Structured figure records
═══

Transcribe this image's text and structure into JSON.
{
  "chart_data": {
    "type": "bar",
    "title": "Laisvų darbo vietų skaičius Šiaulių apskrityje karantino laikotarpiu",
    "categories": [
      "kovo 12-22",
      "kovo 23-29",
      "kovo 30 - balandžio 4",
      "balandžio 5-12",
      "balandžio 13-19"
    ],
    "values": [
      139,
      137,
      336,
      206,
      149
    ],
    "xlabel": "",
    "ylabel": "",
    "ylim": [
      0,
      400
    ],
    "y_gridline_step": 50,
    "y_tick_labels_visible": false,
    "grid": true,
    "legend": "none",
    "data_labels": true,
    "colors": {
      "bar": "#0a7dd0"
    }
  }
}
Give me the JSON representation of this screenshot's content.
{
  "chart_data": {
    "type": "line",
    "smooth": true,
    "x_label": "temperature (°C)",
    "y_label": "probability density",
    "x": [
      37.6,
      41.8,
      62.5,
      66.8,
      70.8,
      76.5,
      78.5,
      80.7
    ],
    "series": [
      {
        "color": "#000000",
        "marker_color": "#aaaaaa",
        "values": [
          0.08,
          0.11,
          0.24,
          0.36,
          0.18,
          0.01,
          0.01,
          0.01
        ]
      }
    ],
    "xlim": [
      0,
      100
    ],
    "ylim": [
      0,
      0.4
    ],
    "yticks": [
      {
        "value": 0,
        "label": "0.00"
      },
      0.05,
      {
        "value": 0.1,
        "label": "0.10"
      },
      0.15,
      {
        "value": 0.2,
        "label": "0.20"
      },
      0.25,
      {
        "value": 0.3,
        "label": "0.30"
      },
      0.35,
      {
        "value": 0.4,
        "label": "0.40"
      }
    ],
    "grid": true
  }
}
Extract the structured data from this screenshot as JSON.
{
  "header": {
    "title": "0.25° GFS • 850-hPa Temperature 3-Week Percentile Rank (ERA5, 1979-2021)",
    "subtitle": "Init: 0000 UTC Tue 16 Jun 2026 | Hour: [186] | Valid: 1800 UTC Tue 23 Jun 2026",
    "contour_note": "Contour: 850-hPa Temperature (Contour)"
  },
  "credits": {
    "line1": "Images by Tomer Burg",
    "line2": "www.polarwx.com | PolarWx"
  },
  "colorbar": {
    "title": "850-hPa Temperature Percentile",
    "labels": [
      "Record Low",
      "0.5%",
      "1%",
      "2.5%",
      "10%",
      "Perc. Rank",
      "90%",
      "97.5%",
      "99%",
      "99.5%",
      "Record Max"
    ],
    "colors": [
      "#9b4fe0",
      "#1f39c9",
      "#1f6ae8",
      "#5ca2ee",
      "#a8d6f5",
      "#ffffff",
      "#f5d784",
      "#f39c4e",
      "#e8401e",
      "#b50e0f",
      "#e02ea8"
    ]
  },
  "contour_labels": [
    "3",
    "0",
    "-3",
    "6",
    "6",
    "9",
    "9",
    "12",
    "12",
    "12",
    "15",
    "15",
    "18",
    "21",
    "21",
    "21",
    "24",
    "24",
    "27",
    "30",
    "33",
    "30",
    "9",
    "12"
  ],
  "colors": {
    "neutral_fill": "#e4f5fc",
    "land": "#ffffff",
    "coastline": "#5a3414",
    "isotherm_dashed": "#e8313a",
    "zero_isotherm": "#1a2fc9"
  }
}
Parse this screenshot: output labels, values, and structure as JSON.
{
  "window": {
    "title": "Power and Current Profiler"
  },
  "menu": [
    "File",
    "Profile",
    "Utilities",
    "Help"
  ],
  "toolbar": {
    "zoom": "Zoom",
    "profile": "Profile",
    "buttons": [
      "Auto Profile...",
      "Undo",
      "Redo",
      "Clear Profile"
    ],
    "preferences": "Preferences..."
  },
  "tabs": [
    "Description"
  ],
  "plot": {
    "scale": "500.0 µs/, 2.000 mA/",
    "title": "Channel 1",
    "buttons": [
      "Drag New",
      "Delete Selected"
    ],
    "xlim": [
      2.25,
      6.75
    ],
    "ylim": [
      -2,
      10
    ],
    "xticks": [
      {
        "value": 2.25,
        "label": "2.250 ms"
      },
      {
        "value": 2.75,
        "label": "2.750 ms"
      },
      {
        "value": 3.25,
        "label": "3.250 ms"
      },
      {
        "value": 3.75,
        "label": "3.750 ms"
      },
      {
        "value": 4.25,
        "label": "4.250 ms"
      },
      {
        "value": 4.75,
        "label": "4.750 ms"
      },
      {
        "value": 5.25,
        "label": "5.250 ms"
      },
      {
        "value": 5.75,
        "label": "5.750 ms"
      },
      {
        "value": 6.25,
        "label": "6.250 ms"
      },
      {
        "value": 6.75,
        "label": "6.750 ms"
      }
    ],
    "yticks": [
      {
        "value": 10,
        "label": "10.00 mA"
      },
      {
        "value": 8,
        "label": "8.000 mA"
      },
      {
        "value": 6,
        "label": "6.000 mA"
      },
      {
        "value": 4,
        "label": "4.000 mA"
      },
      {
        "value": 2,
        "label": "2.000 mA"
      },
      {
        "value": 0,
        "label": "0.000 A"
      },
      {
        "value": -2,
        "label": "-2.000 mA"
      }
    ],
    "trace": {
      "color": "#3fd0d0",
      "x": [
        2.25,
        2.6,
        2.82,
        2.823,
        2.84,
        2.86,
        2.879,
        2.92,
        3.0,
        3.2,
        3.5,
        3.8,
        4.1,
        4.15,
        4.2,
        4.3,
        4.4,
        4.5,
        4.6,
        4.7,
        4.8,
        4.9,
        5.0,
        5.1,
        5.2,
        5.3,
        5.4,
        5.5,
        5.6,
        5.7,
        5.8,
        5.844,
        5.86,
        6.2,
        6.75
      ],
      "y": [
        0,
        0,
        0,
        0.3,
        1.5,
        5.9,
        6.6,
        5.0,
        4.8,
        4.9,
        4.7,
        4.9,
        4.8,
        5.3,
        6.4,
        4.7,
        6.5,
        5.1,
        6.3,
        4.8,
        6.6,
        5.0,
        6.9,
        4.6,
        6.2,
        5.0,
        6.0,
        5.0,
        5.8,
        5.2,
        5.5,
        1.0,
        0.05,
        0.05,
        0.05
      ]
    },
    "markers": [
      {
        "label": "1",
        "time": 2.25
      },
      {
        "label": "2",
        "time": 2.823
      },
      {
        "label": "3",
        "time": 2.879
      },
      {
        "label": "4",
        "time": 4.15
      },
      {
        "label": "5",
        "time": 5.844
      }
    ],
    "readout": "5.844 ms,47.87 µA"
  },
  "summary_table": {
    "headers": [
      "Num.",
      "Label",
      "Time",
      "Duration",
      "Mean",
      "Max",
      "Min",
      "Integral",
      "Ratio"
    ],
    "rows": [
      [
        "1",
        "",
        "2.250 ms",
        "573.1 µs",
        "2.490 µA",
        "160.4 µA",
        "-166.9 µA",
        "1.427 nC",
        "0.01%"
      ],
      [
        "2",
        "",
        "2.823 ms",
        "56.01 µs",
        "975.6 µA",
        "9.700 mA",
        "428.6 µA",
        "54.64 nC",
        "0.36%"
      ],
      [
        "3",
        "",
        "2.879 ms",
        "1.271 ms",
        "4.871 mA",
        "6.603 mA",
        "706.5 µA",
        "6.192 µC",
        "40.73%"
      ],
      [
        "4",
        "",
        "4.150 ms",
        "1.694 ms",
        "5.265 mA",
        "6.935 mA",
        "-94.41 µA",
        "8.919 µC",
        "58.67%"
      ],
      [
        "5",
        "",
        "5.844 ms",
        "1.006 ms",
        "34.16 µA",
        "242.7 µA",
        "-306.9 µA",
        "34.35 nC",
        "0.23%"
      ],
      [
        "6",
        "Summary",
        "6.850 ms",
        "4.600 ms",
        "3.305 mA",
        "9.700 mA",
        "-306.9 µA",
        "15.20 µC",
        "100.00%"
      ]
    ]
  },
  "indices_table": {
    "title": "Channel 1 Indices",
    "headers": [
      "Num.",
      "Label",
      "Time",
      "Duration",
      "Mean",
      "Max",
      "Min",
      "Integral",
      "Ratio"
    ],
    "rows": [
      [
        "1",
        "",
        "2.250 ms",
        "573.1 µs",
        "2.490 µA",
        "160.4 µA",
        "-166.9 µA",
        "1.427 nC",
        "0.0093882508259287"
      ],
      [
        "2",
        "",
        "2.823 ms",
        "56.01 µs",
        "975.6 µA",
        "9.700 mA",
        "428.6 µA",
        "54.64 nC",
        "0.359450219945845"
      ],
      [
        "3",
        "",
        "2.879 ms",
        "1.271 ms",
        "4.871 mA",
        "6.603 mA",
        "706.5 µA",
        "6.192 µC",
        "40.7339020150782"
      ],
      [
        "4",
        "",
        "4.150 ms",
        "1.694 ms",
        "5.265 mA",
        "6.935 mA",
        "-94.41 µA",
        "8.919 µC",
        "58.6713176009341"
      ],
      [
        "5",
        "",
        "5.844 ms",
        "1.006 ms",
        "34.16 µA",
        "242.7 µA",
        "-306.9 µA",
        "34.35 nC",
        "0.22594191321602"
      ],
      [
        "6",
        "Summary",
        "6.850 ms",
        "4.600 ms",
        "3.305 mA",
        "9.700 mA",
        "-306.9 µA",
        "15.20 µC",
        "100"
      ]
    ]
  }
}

═══

• **PROBLEM DESCRIPTION**
Look through the entries above; copy each line where the string "true" appears.

• **ANSWER TO THIS TASK**
    "grid": true,
    "data_labels": true,
    "smooth": true,
    "grid": true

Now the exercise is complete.